• _GOAL_
Copy the data precisely, character for character, and leave out every picture.

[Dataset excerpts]

▼▼▼

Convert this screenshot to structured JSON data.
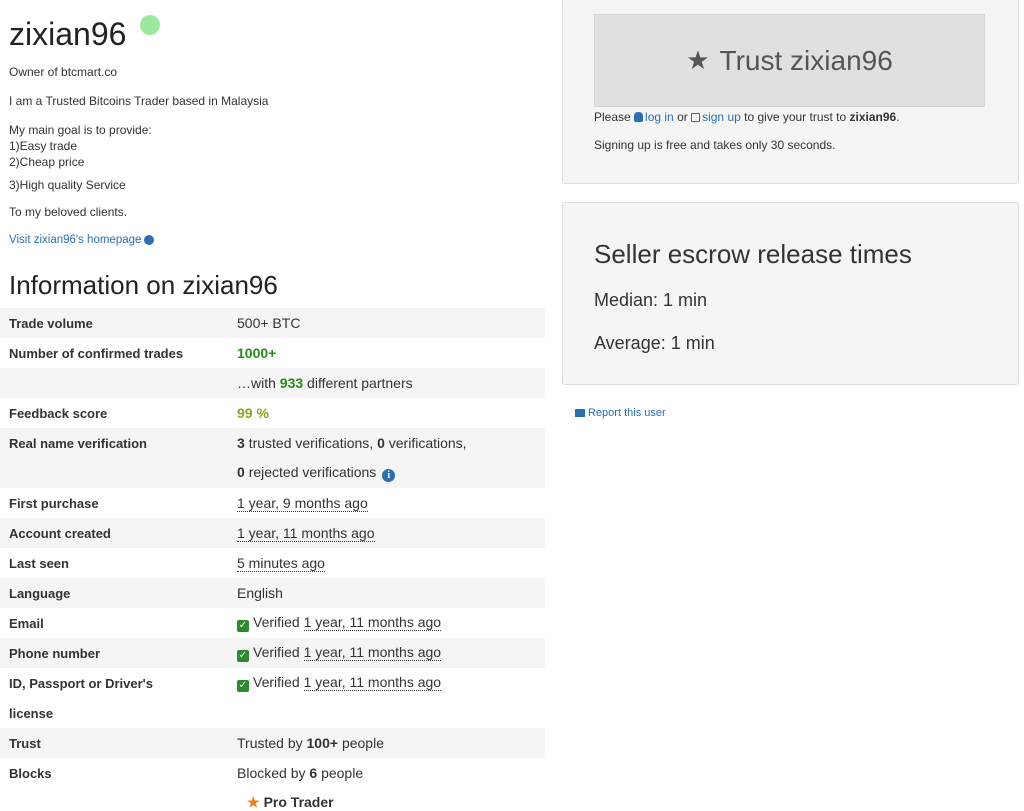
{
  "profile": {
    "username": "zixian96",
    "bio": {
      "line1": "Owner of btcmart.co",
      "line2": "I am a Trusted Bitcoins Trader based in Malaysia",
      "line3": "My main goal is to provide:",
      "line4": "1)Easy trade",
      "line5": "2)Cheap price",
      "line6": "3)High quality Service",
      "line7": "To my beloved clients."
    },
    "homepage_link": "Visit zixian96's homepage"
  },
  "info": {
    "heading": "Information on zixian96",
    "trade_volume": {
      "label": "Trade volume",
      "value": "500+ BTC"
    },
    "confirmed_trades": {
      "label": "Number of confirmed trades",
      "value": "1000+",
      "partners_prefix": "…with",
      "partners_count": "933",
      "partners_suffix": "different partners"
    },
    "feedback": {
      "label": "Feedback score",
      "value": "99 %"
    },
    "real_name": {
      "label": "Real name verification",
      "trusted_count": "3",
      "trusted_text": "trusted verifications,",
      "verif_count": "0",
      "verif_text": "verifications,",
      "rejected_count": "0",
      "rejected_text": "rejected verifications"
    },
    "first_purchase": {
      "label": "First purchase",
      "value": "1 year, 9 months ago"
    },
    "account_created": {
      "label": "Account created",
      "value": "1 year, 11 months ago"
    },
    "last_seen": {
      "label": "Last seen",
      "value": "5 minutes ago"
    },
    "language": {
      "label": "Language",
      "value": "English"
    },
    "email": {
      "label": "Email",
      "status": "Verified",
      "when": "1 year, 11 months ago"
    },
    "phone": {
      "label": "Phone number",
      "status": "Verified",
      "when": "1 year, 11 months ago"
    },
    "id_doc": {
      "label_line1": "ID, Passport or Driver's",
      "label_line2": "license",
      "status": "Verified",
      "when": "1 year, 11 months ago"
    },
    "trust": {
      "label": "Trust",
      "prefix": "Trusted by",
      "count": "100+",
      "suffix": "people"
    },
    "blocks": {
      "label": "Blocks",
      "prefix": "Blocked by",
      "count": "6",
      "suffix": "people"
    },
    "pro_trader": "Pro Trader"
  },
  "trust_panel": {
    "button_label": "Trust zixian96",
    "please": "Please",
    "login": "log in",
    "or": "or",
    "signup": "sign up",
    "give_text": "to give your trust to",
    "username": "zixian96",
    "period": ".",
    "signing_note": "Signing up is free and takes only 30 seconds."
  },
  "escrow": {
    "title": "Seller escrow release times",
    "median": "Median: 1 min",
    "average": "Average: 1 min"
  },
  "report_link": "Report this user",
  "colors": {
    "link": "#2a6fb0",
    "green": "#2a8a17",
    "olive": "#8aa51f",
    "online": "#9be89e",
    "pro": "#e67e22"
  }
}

▲▲▲

• _SOLUTION_
Convert this screenshot to structured JSON data.
{
  "profile": {
    "username": "zixian96",
    "bio": {
      "line1": "Owner of btcmart.co",
      "line2": "I am a Trusted Bitcoins Trader based in Malaysia",
      "line3": "My main goal is to provide:",
      "line4": "1)Easy trade",
      "line5": "2)Cheap price",
      "line6": "3)High quality Service",
      "line7": "To my beloved clients."
    },
    "homepage_link": "Visit zixian96's homepage"
  },
  "info": {
    "heading": "Information on zixian96",
    "trade_volume": {
      "label": "Trade volume",
      "value": "500+ BTC"
    },
    "confirmed_trades": {
      "label": "Number of confirmed trades",
      "value": "1000+",
      "partners_prefix": "…with",
      "partners_count": "933",
      "partners_suffix": "different partners"
    },
    "feedback": {
      "label": "Feedback score",
      "value": "99 %"
    },
    "real_name": {
      "label": "Real name verification",
      "trusted_count": "3",
      "trusted_text": "trusted verifications,",
      "verif_count": "0",
      "verif_text": "verifications,",
      "rejected_count": "0",
      "rejected_text": "rejected verifications"
    },
    "first_purchase": {
      "label": "First purchase",
      "value": "1 year, 9 months ago"
    },
    "account_created": {
      "label": "Account created",
      "value": "1 year, 11 months ago"
    },
    "last_seen": {
      "label": "Last seen",
      "value": "5 minutes ago"
    },
    "language": {
      "label": "Language",
      "value": "English"
    },
    "email": {
      "label": "Email",
      "status": "Verified",
      "when": "1 year, 11 months ago"
    },
    "phone": {
      "label": "Phone number",
      "status": "Verified",
      "when": "1 year, 11 months ago"
    },
    "id_doc": {
      "label_line1": "ID, Passport or Driver's",
      "label_line2": "license",
      "status": "Verified",
      "when": "1 year, 11 months ago"
    },
    "trust": {
      "label": "Trust",
      "prefix": "Trusted by",
      "count": "100+",
      "suffix": "people"
    },
    "blocks": {
      "label": "Blocks",
      "prefix": "Blocked by",
      "count": "6",
      "suffix": "people"
    },
    "pro_trader": "Pro Trader"
  },
  "trust_panel": {
    "button_label": "Trust zixian96",
    "please": "Please",
    "login": "log in",
    "or": "or",
    "signup": "sign up",
    "give_text": "to give your trust to",
    "username": "zixian96",
    "period": ".",
    "signing_note": "Signing up is free and takes only 30 seconds."
  },
  "escrow": {
    "title": "Seller escrow release times",
    "median": "Median: 1 min",
    "average": "Average: 1 min"
  },
  "report_link": "Report this user",
  "colors": {
    "link": "#2a6fb0",
    "green": "#2a8a17",
    "olive": "#8aa51f",
    "online": "#9be89e",
    "pro": "#e67e22"
  }
}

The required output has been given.